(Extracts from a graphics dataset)
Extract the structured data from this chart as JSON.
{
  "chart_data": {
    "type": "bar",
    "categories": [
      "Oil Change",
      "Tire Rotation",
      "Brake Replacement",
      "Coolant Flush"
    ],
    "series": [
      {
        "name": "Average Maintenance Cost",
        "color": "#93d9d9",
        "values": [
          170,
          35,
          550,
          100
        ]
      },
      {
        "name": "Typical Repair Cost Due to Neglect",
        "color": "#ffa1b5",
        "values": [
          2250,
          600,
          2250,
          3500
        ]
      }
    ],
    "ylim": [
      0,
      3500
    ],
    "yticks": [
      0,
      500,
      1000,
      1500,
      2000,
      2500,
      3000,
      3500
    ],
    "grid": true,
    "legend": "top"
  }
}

_SET TASK:_ Return all lines of the material above in which the word "Cost" occurs.

_SOLUTION FOR THIS PROBLEM:_
        "name": "Average Maintenance Cost",
        "name": "Typical Repair Cost Due to Neglect",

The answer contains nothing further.